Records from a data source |
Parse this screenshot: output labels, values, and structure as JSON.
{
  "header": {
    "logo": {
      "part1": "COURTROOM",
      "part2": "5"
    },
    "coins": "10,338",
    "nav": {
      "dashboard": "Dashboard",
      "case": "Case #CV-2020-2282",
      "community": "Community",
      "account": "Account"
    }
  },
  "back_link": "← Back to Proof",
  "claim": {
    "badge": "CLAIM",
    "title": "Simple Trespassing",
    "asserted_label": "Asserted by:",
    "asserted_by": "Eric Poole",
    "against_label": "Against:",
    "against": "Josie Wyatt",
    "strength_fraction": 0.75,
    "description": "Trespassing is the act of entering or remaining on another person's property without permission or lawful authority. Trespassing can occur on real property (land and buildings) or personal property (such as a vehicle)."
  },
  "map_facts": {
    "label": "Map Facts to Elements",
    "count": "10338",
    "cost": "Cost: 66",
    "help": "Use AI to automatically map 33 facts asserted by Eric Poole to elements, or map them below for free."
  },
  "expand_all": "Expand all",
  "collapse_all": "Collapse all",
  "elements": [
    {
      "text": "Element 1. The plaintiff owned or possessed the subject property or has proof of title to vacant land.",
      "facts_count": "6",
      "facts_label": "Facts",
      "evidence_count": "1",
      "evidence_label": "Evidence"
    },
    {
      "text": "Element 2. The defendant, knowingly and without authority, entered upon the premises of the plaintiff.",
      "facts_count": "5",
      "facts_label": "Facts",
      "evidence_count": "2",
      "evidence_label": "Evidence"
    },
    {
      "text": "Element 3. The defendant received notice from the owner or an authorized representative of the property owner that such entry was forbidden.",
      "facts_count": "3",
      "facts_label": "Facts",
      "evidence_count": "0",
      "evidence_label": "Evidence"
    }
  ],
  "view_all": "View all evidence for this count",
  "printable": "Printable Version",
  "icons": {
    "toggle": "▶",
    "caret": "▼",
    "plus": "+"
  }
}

Goal | In the listing, find all lines with the string "Trespassing" and copy them.

Reply |
    "title": "Simple Trespassing",
    "description": "Trespassing is the act of entering or remaining on another person's property without permission or lawful authority. Trespassing can occur on real property (land and buildings) or personal property (such as a vehicle)."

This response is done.